Objective: Using the data below, copy every line that contains the word "Significant".

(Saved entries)
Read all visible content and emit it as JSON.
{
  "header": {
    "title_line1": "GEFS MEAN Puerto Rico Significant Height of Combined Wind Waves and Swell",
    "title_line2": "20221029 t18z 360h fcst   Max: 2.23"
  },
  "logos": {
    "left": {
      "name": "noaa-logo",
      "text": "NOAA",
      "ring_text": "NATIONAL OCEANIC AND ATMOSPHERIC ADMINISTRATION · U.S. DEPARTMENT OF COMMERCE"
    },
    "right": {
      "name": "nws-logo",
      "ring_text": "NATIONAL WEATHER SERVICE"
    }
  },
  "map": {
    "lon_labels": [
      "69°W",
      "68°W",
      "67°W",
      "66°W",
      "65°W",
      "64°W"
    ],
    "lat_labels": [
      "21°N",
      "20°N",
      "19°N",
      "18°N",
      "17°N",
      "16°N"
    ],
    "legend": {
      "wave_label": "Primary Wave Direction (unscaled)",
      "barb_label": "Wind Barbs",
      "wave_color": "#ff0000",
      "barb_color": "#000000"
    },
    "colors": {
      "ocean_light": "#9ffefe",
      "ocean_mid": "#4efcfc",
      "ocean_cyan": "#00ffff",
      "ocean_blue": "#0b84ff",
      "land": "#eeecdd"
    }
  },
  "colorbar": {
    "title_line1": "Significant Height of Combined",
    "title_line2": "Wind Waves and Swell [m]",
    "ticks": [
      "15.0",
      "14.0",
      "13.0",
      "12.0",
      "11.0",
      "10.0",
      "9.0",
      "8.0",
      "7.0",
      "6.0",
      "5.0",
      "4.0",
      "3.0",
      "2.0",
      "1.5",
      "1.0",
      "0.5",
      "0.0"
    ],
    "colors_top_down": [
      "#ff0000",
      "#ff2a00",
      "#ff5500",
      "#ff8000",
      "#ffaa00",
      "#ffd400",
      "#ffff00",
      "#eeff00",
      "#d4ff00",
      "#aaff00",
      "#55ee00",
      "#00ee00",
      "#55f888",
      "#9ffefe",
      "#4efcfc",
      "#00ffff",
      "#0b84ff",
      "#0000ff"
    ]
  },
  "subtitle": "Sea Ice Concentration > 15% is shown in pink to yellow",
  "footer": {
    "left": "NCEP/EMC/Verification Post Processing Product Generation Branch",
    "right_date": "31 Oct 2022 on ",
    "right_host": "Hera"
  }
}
...
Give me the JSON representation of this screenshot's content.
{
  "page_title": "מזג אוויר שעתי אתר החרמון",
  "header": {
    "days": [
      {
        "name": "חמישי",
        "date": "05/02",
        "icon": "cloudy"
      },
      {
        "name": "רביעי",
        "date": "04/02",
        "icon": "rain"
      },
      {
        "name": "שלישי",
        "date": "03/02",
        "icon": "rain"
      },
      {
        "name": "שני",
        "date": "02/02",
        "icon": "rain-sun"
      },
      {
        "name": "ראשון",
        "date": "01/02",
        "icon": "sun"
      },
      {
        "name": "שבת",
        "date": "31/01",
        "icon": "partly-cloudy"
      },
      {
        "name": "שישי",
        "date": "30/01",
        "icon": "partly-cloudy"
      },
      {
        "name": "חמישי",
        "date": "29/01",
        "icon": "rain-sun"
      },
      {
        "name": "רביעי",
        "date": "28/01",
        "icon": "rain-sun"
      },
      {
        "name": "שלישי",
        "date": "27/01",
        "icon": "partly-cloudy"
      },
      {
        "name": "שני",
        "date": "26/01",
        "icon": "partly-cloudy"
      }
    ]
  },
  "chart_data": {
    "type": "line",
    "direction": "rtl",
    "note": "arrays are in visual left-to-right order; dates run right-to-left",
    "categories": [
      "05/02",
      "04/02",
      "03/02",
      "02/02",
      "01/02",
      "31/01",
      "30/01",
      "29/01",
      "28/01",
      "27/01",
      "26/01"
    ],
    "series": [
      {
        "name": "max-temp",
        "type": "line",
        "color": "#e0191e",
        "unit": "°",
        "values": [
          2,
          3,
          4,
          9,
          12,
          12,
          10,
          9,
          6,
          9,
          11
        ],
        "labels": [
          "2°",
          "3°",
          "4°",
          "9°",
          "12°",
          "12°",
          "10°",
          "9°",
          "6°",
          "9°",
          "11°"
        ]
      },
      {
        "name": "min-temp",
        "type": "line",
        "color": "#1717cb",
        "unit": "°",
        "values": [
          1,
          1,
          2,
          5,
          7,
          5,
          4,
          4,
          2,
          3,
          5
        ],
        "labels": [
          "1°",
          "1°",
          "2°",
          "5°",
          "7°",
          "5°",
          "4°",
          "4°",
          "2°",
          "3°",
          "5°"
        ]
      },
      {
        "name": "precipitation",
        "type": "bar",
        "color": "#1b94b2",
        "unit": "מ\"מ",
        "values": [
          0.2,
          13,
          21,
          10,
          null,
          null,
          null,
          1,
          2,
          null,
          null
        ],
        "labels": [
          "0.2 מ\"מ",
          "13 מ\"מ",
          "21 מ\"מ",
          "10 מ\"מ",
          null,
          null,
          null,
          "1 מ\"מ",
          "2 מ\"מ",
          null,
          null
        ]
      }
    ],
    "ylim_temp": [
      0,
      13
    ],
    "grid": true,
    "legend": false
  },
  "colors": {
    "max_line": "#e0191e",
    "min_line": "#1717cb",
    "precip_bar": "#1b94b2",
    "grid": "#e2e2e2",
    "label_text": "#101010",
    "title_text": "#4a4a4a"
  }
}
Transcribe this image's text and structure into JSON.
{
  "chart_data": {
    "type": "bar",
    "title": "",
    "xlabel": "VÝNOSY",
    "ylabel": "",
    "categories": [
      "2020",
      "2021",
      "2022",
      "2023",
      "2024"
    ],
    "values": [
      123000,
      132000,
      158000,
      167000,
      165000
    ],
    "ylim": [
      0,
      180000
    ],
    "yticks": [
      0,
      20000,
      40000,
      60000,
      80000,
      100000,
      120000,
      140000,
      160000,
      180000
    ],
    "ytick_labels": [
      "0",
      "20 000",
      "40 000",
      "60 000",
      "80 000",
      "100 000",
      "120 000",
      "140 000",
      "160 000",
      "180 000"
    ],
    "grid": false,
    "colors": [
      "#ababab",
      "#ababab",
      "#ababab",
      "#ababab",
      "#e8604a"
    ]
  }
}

The output:
    "title_line1": "GEFS MEAN Puerto Rico Significant Height of Combined Wind Waves and Swell",
    "title_line1": "Significant Height of Combined",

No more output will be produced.